* **Aufgaben**
1. An welchem Datum wurde Frankreich laut dem Text über die Kriege der USA bei Dien Bien Phu endgültig geschlagen?
2. Führe den Text über die Kriege der USA nach seinem letzten Satz fort.

* **Vorliegender Text**
02.04.11 (von maj) Warum die USA Kriege führen oder: Demokratisch ist, was Großkonzernen die Kassen füllt

Mumia Abu-Jamal * junge Welt Nr. 78 – 2./3. April 2011

Als Maß dafür, wie mächtig das US-Militär, wie dürftig hingegen das von den US-Medien publizierte Wissen ist, mag gelten, daß diese Nation Kriege gegen Völker und Länder führt, von denen sie keine Ahnung hat. Gleichwohl zetteln die USA diese Kriege an, beziehen dafür Prügel, werden verjagt und geloben jedesmal, es nie wieder zu tun. Aber natürlich werden die Truppen schon bald wieder in Marsch gesetzt, und das Ritual beginnt aufs neue, wieder und wieder.
Als die US-Streitkräfte in Vietnam eingriffen, taten sie das, um dem in fast zweimonatiger Schlacht bei Dien Bien Phu von der vietnamesischen Unabhängigkeitsbewegung Vit Minh am 7. Mai 1954 endgültig geschlagenen europäischen Verbündeten Frankreich beizustehen. Die Niederlage beendete die französische Kolonialherrschaft in Südostasien, und sie war der Beginn des militärischen Engagements der USA auf der Basis der von Wissenschaftlern und Analysten entwickelten »Dominotheorie«, wonach ein Land nach dem anderen in Asien in die Hände der Kommunisten geraten würde, wenn Vietnam zuerst fiele.
Diese Theorie war, wie so viele, die den imperialen Kriegen zugrunde lagen, falsch. Jahrzehnte später erklärte einer der größten Befürworter des Vietnamkrieges, der im Juli 2009 verstorbene ehemalige US-Verteidigungsminister Robert McNamara, welche Folgen es hatte, daß die damalige politische Führung der USA so gut wie nichts über Vietnam wußte. Nichts über seine Geschichte, Sprache oder Kultur, und daß es diese Unwissenheit war, die einen Sieg praktisch unmöglich machte.
Danach folgten Somalia, später Irak, Afghanistan und jetzt Libyen. Wer weiß schon, daß der gewaltsame Ausbruch der innergesellschaftlichen Widersprüche in Libyen größtenteils von Stammeskonflikten herrührt? Einer der vorherrschenden Stämme im Osten Libyens verlor nach Sturz und Vertreibung des libyschen Königs Idris I. durch den »Bund freier Offiziere«, dem auch Oberst Muammar Al-Ghaddafi angehörte, 1969 an Macht und Einfluß. Deshalb wundert es nicht, daß viele dieser Stämme, die sich jetzt von Ghaddafi abwenden, in Wahrheit nicht nach Demokratie, sondern nach der Wiedererrichtung einer Monarchie streben. Weshalb sonst weht über den Köpfen der Aufständischen die grün-schwarz-rote Fahne des »Königshauses von Idris« mit weißer Mondsichel und fünfzackigem Stern?

* **Quellenauszug**

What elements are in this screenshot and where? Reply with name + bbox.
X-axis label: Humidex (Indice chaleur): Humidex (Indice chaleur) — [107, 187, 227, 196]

* **Lösungen**
1. Am 7. Mai 1954.

2.
König Idris I. war auch nur eine Marionette des Westens wie der 1952 von revolutionären Kräften gestürzte König Faruk von Ägypten und der 1979 von der Opposition aus dem Land gejagte Schah von Persien. Mutet es nicht sonderbar an, daß sogenannte westliche Demokratien jetzt auf der Seite von Monarchisten kämpfen?
Armes Libyen, zurück mit dir in die Vergangenheit! Wer weiß schon, daß Libyen bis zum Kriegsbeginn das höchste Bruttosozialprodukt Afrikas aufwies – höher selbst als das der Republik Südafrika? Oder daß es in Libyen den höchsten Stand der Alphabetisierung in der arabischen Welt gab, fast zwanzig Prozent höher als in Ägypten? Nein, auch ich wußte das nicht, aber ich habe es nachgelesen und überprüft. Wir wissen das alles nicht, weil es nicht im Interesse der ökonomischen Mächte ist, denen die Medien gehören und die sie für ihre Zwecke nutzen. Zehn Jahre nach Beginn des Krieges gegen Afghanistan und acht Jahre, nachdem auch der Krieg gegen Irak losgetreten wurde, haben wir immer noch nichts dazu-gelernt.